**PROBLEM REQUIREMENTS**
Review the material and extract every line in which the word "title" occurs.

**RECORDED INFORMATION**

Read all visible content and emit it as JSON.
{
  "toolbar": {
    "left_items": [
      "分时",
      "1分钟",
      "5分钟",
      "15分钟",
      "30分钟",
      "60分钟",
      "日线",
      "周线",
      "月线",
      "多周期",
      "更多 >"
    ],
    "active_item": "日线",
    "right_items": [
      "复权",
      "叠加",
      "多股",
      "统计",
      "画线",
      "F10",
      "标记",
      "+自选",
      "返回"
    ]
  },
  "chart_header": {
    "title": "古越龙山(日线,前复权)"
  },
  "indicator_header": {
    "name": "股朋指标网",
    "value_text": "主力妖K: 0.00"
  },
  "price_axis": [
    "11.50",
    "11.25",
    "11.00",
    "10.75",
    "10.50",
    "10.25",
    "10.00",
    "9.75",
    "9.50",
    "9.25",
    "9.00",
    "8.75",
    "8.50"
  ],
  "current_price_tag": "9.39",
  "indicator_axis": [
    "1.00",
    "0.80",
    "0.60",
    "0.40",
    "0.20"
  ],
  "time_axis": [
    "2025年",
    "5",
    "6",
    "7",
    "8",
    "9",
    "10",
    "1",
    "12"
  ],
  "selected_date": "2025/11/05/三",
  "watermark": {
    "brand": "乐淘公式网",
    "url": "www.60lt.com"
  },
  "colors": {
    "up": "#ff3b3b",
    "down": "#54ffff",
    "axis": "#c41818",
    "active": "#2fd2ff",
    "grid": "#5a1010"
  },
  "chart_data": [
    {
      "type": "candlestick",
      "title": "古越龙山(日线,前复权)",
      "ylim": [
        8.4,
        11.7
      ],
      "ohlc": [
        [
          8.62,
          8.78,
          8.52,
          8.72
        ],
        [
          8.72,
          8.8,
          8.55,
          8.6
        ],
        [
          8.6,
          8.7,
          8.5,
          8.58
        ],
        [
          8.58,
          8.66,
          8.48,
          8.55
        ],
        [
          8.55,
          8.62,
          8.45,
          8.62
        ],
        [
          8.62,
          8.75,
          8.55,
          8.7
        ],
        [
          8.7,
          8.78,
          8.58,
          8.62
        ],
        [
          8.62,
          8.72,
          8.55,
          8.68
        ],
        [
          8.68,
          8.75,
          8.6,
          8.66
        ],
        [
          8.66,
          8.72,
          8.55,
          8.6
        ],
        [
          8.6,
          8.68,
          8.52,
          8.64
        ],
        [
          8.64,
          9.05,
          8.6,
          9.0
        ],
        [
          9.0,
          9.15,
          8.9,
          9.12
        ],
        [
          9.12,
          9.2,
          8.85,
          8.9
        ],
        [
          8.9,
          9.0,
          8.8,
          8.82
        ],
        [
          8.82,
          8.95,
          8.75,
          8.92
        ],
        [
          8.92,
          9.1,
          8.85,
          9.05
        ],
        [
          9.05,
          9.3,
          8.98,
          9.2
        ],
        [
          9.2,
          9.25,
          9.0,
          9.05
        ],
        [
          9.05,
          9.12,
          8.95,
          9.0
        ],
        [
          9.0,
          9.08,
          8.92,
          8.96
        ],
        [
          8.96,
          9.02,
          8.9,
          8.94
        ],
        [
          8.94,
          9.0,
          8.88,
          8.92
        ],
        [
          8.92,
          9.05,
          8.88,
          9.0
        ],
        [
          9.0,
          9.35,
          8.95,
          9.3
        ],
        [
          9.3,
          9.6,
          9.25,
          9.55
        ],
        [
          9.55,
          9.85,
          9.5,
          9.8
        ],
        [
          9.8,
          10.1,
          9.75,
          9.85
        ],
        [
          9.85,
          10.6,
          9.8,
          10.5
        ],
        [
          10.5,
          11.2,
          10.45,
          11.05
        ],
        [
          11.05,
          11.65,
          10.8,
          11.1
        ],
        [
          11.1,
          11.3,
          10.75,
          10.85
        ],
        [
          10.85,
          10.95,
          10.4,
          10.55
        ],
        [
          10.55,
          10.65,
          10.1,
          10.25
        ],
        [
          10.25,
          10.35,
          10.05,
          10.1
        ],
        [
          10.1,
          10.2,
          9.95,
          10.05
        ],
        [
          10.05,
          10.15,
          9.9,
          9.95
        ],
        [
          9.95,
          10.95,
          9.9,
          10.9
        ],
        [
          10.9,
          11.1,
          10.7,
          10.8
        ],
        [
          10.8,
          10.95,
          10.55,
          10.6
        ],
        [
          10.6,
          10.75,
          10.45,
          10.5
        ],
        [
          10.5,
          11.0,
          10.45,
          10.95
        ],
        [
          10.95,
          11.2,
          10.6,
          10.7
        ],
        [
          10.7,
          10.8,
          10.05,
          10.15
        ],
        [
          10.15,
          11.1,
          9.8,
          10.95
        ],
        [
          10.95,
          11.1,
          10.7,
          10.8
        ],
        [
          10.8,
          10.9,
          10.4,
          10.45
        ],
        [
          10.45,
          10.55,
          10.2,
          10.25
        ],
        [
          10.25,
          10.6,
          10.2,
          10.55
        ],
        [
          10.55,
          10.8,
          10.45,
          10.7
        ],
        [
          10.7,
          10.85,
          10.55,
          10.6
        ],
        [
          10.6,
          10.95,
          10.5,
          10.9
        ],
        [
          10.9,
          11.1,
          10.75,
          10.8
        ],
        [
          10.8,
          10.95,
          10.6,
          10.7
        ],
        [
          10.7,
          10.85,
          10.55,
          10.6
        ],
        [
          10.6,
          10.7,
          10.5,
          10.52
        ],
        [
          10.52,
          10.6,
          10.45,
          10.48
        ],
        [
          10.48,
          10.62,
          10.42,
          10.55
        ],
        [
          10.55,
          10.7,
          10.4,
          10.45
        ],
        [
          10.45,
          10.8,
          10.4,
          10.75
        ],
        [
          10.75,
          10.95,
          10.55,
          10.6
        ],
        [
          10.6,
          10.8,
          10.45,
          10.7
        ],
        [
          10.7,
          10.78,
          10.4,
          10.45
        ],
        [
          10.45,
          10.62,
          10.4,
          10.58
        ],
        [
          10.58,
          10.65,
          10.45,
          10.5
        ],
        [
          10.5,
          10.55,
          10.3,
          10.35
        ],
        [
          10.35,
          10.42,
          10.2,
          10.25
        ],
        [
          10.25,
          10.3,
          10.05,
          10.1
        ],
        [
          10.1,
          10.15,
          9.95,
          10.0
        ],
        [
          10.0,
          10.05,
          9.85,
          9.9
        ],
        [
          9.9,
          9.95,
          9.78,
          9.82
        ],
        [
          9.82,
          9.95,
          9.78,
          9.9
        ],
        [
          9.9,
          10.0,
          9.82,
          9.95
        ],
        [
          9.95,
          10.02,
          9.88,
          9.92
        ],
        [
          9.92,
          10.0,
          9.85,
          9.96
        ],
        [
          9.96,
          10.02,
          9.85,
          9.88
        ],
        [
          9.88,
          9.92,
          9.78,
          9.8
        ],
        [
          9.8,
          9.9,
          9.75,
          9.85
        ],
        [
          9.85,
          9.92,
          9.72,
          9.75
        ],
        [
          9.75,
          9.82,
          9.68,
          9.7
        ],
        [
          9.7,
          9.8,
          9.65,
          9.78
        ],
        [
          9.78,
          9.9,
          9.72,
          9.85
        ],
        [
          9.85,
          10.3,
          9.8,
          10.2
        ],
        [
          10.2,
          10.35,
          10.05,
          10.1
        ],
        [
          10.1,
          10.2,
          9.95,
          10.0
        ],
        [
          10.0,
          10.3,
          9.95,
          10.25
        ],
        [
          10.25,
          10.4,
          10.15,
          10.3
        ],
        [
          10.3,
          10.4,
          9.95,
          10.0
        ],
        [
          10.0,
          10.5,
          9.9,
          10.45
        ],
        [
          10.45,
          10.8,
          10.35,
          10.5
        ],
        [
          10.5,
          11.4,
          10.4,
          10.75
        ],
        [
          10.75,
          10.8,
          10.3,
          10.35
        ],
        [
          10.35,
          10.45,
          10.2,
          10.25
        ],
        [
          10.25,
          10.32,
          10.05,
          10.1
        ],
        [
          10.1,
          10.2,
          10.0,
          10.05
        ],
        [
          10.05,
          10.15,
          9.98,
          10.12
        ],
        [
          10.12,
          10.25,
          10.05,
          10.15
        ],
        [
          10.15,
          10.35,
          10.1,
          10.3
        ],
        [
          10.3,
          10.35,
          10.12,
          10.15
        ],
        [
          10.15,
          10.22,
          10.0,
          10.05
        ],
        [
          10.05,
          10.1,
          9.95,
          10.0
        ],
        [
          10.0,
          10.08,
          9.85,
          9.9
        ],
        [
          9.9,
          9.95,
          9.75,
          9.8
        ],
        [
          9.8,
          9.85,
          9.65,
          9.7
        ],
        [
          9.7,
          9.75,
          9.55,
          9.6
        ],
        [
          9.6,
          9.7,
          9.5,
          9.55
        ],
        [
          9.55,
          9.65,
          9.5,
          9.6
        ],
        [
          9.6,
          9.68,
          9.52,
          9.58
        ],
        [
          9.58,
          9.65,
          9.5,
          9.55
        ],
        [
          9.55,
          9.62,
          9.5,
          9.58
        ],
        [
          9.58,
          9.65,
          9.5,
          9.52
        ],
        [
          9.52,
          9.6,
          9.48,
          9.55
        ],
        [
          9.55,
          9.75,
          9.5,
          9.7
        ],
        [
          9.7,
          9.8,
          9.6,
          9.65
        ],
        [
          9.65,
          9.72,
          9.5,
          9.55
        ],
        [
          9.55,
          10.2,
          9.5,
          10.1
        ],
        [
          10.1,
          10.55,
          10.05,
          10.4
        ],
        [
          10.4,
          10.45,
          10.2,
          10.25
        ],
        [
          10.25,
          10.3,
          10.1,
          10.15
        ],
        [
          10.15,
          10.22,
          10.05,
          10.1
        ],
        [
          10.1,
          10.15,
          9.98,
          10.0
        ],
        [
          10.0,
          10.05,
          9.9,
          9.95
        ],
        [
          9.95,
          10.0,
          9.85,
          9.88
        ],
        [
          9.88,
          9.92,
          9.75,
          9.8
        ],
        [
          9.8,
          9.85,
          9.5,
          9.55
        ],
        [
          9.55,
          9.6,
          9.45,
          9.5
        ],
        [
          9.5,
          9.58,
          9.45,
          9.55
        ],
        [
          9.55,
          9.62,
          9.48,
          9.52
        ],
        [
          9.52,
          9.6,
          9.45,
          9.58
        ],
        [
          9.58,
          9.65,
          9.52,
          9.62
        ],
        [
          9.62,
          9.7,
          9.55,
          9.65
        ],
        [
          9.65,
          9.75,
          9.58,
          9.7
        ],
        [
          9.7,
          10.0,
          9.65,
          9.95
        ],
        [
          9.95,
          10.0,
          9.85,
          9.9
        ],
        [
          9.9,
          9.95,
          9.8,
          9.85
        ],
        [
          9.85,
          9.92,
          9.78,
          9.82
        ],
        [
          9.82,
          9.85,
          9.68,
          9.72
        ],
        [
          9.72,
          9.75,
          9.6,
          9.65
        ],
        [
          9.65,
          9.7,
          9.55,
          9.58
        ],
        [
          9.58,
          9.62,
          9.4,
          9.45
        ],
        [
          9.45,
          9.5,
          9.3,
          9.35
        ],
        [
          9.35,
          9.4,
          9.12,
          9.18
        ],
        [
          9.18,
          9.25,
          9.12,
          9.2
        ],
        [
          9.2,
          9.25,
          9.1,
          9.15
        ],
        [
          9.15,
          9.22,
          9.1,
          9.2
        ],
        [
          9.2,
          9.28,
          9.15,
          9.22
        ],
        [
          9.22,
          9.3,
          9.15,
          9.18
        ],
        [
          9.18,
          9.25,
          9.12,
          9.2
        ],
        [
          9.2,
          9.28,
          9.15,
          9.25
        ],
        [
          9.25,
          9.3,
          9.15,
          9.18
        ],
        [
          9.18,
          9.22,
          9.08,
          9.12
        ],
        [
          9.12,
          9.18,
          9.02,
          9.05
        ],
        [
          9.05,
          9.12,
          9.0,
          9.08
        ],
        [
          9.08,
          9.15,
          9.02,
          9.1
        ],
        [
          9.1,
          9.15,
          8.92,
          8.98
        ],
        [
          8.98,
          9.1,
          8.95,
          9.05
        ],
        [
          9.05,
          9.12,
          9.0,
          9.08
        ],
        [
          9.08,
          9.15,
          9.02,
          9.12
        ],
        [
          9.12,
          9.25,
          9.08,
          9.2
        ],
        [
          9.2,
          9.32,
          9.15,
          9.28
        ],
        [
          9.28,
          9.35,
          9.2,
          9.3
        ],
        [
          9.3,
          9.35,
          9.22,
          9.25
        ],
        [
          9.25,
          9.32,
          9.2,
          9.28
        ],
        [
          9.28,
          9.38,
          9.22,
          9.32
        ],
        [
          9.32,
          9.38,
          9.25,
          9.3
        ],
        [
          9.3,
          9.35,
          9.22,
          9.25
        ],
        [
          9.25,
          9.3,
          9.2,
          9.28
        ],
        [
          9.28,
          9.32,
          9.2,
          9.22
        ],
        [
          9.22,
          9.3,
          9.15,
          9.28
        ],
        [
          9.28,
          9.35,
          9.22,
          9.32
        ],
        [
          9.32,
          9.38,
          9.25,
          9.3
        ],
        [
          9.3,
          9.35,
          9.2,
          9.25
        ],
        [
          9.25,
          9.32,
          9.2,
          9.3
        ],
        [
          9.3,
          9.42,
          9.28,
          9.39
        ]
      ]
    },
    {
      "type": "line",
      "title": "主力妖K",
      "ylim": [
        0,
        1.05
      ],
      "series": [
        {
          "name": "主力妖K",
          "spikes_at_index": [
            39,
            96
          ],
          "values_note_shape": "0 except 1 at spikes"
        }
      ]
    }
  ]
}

**TASK OUTPUT**
    "title": "古越龙山(日线,前复权)"
      "title": "古越龙山(日线,前复权)",
      "title": "主力妖K",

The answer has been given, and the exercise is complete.